• DIRECTIONS
How many of the lines that follow contain the word "value"? Give only the number.

Figure record listings
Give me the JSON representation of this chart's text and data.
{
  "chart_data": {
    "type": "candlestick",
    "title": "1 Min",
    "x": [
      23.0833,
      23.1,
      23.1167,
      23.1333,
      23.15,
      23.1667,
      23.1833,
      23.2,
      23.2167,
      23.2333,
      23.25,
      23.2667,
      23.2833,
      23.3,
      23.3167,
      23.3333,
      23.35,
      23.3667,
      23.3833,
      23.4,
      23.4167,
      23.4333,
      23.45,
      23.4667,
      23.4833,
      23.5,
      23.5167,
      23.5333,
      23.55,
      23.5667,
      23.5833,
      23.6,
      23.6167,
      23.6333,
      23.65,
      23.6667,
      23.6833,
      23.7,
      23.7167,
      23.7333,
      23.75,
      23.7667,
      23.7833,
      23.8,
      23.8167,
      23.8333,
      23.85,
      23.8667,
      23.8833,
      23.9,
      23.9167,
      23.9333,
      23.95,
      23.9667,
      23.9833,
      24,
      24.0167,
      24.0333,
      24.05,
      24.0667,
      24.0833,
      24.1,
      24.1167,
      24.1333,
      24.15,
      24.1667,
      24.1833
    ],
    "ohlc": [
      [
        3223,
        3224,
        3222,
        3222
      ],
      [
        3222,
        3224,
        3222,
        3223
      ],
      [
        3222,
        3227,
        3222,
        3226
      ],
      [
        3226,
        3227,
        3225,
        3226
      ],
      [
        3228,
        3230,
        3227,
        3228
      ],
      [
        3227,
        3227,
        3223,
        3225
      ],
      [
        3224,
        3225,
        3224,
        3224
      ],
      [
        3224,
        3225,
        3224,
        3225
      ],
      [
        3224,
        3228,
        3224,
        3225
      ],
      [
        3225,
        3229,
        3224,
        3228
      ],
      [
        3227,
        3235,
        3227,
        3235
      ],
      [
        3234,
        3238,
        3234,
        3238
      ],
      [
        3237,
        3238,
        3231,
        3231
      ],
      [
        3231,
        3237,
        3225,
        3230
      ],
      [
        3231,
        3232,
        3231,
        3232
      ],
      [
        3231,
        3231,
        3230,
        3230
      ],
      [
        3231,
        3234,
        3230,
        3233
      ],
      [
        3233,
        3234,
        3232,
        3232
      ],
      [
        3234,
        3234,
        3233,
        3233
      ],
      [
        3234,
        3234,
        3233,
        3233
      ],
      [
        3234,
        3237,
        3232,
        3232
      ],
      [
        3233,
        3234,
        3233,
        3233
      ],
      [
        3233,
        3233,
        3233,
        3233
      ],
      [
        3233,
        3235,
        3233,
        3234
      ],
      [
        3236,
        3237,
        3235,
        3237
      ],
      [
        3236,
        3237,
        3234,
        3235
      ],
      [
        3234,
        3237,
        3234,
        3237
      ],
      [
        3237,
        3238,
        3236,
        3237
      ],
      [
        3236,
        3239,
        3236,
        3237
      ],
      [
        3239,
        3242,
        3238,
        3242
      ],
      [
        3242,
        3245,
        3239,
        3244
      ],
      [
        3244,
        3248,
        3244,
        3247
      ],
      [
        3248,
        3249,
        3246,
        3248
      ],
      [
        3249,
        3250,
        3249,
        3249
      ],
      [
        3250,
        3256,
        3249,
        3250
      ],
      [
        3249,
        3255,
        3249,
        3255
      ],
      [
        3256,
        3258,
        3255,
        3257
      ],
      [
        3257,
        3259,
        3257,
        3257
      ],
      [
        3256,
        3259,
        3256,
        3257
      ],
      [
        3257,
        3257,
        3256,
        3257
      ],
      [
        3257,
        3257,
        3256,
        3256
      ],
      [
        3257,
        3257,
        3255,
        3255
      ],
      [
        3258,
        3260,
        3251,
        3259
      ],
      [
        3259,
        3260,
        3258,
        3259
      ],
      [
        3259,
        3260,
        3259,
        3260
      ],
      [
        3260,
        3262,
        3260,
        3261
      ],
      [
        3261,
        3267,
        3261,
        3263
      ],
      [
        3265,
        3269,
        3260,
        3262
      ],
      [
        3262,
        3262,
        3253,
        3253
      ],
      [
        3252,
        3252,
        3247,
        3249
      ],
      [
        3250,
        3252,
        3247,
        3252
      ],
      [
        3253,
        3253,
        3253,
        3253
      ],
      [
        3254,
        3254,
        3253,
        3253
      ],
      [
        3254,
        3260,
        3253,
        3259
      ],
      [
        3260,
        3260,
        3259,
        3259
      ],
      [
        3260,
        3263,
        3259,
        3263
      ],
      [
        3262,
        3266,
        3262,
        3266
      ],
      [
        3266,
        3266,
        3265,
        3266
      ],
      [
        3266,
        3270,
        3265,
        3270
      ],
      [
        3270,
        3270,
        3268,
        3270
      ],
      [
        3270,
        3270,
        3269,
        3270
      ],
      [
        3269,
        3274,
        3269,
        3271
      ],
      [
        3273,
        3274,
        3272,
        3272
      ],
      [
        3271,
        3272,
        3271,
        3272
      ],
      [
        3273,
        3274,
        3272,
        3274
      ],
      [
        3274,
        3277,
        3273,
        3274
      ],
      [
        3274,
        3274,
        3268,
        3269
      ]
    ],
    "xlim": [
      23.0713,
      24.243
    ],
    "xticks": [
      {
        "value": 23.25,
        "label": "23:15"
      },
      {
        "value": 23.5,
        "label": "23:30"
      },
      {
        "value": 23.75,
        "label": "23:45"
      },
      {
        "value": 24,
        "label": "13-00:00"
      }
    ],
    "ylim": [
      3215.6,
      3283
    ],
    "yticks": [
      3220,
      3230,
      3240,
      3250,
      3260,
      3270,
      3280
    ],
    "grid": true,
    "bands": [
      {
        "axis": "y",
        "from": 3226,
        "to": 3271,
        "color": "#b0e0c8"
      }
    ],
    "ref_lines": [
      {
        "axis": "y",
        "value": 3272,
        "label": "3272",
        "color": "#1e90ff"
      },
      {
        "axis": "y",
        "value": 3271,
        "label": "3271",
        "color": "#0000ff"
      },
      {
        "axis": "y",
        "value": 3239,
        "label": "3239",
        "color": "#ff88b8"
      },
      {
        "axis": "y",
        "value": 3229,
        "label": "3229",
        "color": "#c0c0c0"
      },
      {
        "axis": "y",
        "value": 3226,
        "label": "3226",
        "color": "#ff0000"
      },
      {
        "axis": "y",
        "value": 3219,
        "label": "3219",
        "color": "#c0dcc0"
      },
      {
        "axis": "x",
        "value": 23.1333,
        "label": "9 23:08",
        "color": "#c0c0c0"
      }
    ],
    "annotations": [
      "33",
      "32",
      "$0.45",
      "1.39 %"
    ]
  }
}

• WORKED ANSWER
11